Exercise:
The answer is a single number: how many lines hold the string "content".

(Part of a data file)
• • •
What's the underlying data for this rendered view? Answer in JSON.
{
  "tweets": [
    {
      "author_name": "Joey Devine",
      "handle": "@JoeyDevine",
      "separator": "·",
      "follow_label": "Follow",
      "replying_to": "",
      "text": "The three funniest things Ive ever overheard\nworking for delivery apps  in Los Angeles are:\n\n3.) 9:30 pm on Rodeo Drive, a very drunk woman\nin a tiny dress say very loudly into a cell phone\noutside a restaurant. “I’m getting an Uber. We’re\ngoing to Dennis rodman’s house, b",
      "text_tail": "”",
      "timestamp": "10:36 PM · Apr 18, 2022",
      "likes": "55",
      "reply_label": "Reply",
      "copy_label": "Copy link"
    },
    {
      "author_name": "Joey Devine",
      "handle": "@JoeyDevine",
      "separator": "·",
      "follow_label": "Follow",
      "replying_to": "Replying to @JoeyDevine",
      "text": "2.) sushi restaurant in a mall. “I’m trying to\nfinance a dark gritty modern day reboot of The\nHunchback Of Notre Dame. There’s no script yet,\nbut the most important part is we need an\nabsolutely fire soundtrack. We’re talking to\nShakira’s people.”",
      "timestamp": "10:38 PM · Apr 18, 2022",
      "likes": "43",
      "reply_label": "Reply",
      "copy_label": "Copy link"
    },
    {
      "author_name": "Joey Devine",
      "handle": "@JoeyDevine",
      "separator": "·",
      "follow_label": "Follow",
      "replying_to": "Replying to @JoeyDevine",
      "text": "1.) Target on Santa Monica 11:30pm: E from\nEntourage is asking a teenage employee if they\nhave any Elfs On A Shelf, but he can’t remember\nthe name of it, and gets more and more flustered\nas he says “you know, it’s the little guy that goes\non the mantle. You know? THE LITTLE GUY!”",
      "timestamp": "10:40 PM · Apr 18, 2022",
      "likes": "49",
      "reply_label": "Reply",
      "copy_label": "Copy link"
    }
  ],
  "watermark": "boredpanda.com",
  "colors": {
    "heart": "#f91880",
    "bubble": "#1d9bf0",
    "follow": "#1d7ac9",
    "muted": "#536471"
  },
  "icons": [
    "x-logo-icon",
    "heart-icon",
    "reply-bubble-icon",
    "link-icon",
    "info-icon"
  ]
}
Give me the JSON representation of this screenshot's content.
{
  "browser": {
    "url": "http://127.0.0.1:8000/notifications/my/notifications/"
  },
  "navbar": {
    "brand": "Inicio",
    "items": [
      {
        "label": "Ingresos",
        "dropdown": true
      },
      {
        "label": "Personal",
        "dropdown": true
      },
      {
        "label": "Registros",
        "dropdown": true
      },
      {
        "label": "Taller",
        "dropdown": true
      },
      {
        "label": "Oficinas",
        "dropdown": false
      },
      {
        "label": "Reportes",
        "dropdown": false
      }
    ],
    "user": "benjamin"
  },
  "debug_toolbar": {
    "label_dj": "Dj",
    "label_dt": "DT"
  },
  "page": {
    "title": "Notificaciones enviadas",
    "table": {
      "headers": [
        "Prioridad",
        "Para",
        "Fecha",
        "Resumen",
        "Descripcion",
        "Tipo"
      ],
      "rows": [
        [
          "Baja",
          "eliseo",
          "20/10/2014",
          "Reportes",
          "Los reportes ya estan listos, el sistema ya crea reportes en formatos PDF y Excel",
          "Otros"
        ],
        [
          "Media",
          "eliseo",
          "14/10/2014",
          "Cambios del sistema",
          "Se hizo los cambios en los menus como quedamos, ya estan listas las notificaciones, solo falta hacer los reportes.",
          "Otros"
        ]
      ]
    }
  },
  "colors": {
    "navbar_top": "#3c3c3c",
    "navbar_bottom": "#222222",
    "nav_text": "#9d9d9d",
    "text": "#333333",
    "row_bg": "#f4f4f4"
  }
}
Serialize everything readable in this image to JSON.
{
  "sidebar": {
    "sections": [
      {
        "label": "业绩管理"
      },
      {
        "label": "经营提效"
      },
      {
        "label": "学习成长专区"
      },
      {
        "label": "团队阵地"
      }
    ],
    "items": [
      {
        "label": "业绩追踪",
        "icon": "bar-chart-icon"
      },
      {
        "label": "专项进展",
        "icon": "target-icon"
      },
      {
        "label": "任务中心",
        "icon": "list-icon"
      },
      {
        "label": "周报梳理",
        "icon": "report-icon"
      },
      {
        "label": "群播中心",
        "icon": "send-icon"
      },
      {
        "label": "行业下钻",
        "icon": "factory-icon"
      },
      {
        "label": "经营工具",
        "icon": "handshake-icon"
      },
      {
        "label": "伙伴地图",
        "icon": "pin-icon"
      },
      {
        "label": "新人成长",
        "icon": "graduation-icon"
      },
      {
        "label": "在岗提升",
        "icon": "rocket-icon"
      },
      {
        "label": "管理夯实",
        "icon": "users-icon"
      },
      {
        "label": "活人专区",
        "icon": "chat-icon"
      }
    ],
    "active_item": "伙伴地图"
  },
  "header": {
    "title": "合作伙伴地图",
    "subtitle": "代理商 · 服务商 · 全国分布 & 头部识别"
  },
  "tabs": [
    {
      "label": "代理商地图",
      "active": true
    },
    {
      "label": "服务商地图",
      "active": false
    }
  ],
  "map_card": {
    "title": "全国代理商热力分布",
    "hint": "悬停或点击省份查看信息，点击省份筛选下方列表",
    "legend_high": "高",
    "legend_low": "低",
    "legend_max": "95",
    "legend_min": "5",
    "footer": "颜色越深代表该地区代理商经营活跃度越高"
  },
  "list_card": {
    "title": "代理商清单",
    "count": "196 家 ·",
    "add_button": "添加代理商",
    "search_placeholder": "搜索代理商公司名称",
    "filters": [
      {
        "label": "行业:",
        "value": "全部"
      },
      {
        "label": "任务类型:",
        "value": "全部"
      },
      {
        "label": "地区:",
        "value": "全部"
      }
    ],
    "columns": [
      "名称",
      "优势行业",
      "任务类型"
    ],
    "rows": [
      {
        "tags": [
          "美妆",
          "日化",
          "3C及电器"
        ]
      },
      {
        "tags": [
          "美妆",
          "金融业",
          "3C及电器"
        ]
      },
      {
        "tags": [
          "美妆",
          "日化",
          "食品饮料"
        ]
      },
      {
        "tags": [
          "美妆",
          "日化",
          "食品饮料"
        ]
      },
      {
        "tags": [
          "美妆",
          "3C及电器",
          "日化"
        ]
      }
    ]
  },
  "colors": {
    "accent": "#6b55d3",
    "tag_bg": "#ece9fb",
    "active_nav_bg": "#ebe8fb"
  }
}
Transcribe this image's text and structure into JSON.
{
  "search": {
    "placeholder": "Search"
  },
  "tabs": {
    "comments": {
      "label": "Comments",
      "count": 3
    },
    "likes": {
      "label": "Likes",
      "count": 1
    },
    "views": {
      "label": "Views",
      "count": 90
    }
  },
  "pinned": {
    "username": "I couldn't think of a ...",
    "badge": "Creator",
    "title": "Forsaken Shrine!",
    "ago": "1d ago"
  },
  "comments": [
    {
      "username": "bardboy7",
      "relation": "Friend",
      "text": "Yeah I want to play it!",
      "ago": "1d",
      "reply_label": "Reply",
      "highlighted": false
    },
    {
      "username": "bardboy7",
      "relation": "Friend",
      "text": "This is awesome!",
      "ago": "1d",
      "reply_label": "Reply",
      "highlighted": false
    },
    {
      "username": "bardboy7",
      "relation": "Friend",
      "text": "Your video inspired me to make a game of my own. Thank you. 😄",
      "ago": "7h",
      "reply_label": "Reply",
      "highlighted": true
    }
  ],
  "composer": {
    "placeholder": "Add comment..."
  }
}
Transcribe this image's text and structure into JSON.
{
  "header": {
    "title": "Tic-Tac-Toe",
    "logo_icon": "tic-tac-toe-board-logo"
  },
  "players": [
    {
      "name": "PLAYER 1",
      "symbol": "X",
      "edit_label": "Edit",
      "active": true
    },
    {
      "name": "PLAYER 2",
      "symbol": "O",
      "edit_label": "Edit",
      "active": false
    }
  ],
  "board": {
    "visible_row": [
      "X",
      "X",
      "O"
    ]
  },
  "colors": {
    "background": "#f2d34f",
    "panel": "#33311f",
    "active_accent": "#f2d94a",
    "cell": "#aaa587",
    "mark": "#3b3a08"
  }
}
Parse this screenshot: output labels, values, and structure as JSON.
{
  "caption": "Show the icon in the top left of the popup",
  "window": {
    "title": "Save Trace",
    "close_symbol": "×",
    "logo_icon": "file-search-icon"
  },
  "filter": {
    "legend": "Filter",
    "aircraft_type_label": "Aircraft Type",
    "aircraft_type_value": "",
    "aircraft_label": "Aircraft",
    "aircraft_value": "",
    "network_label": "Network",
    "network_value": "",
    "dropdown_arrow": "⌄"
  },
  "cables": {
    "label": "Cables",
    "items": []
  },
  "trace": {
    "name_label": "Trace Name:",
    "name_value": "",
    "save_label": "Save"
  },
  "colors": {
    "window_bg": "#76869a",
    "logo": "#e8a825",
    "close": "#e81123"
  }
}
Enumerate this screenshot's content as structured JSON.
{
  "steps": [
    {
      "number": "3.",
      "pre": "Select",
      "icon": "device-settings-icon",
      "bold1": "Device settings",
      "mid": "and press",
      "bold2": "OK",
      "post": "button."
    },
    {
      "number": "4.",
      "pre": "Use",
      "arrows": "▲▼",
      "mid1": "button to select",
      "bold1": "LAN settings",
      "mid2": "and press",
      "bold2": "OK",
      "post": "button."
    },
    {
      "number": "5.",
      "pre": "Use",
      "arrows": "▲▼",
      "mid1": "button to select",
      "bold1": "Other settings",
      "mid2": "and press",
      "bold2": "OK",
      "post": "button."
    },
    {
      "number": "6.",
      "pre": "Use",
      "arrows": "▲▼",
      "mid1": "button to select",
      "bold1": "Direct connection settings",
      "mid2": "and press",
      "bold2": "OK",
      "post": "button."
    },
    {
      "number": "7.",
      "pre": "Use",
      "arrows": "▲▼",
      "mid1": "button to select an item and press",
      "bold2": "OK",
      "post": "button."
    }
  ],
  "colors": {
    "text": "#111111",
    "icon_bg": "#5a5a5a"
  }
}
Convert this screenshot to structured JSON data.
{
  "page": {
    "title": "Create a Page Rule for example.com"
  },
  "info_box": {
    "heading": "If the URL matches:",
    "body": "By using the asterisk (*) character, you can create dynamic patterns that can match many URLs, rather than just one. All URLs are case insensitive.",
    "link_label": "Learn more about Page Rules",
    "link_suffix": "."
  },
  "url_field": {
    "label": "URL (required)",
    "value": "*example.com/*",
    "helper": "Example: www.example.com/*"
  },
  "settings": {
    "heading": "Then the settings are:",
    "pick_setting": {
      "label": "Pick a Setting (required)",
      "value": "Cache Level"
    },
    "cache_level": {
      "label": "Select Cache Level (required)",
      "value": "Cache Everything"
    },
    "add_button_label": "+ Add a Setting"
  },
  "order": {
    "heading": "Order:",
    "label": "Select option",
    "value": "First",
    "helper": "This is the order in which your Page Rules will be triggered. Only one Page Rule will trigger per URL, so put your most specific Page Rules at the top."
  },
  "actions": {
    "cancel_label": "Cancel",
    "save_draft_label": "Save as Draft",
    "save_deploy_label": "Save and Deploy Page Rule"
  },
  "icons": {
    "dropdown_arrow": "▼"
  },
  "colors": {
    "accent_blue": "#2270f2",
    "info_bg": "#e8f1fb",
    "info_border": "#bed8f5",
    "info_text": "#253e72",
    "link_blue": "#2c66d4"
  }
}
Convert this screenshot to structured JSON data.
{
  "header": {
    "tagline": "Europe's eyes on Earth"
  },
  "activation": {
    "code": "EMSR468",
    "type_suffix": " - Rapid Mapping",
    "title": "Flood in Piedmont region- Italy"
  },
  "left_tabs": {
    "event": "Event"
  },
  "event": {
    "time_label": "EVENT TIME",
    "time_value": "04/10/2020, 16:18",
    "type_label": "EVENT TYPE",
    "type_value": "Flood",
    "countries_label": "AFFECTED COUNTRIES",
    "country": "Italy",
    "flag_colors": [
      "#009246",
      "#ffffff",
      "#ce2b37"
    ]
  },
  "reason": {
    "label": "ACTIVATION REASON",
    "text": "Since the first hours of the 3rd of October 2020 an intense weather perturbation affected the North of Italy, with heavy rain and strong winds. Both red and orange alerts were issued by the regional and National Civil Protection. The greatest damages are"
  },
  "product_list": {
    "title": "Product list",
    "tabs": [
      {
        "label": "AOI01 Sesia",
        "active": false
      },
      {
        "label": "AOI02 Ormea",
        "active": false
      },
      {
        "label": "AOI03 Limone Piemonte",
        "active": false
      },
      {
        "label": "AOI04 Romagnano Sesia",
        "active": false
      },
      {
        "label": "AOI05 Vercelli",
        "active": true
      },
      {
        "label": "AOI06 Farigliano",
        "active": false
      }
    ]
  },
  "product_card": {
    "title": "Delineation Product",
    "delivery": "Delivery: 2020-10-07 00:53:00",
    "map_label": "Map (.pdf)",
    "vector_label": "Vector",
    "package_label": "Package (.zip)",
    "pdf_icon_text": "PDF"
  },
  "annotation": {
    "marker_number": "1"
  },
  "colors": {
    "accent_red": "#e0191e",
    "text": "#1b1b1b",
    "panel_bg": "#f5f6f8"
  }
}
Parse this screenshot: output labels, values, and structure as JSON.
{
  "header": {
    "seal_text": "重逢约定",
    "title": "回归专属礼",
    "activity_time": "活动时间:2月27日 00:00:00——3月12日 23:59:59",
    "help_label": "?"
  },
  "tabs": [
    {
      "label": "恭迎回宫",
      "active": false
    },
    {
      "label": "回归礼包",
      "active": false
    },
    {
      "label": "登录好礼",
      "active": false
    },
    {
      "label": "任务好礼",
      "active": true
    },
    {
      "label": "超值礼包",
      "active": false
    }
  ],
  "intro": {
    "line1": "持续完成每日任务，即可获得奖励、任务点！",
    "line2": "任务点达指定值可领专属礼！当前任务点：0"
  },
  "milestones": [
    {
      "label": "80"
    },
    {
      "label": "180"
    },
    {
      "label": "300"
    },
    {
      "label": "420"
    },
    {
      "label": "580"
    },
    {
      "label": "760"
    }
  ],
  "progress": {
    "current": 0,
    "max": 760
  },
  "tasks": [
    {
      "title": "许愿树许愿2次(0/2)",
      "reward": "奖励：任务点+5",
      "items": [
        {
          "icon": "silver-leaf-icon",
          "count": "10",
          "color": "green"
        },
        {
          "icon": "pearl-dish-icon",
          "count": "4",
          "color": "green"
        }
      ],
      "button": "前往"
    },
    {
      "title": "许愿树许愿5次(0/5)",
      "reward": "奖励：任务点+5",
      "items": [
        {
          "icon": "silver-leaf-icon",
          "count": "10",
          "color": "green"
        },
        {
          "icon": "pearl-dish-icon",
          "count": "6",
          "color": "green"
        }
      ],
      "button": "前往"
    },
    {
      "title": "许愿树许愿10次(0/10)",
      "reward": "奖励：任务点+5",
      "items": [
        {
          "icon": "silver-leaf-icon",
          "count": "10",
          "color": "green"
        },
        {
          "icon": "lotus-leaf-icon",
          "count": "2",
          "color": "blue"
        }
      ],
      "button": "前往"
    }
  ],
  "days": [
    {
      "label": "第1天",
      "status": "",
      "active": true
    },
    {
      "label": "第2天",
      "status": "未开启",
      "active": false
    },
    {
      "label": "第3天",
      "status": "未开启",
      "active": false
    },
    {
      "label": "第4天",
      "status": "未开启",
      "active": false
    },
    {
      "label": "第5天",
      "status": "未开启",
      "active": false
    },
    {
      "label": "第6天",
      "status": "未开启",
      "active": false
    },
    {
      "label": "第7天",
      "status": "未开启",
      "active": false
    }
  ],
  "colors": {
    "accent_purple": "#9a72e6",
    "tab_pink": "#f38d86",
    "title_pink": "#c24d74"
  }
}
• • •
Full answer:
2